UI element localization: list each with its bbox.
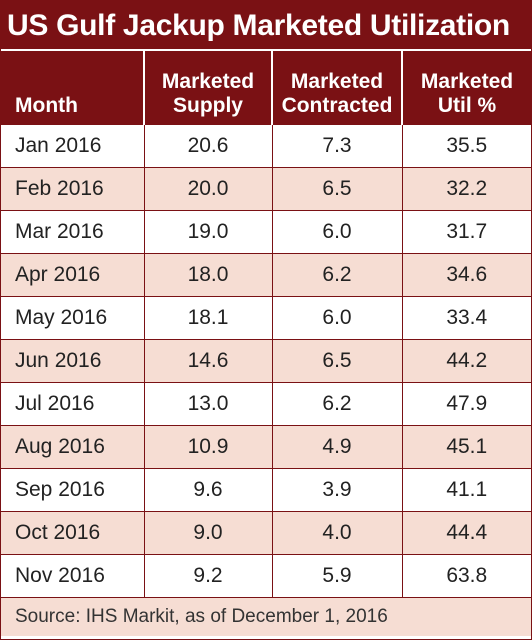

* * *

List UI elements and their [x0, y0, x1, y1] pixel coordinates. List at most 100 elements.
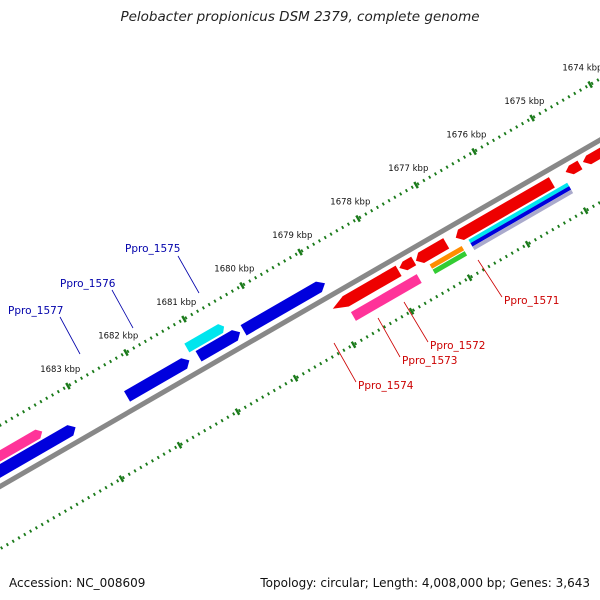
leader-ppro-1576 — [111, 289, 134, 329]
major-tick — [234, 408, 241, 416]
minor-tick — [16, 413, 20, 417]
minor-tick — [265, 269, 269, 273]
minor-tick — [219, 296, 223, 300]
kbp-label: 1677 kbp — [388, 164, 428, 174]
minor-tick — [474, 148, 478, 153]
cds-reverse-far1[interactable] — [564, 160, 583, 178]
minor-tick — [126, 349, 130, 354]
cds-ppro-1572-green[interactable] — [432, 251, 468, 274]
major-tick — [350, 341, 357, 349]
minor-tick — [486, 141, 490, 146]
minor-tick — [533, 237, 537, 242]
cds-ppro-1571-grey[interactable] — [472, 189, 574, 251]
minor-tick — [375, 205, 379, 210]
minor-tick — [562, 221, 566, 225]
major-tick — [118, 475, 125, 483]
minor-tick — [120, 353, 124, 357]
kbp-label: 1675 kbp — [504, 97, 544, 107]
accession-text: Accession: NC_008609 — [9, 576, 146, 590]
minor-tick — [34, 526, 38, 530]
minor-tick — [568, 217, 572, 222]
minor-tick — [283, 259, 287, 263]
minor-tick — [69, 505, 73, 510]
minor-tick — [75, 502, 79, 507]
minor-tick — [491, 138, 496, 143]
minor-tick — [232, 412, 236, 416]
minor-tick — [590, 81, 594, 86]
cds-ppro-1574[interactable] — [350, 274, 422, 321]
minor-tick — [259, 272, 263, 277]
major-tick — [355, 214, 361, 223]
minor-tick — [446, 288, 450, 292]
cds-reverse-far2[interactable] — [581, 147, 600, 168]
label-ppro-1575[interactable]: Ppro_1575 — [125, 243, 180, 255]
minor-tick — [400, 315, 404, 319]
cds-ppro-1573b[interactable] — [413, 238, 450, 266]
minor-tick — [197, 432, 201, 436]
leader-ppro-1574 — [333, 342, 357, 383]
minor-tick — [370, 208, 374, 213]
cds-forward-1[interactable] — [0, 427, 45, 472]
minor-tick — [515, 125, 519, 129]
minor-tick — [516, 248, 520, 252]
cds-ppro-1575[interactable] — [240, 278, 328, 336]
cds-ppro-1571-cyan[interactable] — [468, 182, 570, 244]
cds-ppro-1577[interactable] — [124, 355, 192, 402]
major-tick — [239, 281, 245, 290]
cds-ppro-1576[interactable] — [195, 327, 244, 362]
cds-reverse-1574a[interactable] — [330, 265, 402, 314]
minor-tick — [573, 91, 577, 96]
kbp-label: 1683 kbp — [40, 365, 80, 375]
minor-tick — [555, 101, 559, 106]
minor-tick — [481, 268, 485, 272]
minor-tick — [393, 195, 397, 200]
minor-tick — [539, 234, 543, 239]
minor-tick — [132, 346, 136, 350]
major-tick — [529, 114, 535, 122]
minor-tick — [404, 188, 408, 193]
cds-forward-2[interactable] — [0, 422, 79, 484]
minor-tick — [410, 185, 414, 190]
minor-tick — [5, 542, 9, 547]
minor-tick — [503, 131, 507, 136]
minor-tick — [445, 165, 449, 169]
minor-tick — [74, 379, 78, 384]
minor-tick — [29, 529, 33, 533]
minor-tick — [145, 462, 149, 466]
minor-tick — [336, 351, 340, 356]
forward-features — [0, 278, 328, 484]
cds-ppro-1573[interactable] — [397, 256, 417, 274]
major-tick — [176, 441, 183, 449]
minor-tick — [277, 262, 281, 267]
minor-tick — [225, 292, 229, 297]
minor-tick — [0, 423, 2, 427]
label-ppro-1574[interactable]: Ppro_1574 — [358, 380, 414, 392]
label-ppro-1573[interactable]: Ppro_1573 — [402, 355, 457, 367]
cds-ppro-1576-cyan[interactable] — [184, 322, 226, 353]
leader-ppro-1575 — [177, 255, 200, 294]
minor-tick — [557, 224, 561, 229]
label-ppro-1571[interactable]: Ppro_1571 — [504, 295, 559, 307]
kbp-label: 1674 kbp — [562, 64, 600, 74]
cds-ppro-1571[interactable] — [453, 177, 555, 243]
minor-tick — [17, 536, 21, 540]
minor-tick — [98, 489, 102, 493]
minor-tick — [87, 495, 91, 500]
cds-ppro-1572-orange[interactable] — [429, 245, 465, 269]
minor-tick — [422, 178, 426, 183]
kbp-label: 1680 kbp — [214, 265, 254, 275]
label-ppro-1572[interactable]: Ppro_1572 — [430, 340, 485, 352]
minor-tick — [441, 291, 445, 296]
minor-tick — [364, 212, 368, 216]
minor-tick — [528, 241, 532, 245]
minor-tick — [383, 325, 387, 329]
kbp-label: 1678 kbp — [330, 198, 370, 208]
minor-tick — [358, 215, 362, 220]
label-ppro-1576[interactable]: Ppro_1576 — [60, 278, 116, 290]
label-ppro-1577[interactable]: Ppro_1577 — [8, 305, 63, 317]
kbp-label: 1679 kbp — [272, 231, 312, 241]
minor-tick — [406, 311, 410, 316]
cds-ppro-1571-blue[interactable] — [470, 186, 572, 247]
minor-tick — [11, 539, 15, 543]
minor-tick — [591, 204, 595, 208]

* _Goal_
Rewrite the items starting at the line that contains "List UI elements" and ending at the line that contains "minor-tick — [533, 237, 537, 242]", with "major-tick" replaced by "major-mark" and everything else unchanged. Leave the pictures out.

* _Complete response_
List UI elements and their [x0, y0, x1, y1] pixel coordinates. List at most 100 elements.
leader-ppro-1576 — [111, 289, 134, 329]
major-mark — [234, 408, 241, 416]
minor-tick — [16, 413, 20, 417]
minor-tick — [265, 269, 269, 273]
minor-tick — [219, 296, 223, 300]
kbp-label: 1677 kbp — [388, 164, 428, 174]
minor-tick — [474, 148, 478, 153]
cds-reverse-far1[interactable] — [564, 160, 583, 178]
minor-tick — [126, 349, 130, 354]
cds-ppro-1572-green[interactable] — [432, 251, 468, 274]
major-mark — [350, 341, 357, 349]
minor-tick — [486, 141, 490, 146]
minor-tick — [533, 237, 537, 242]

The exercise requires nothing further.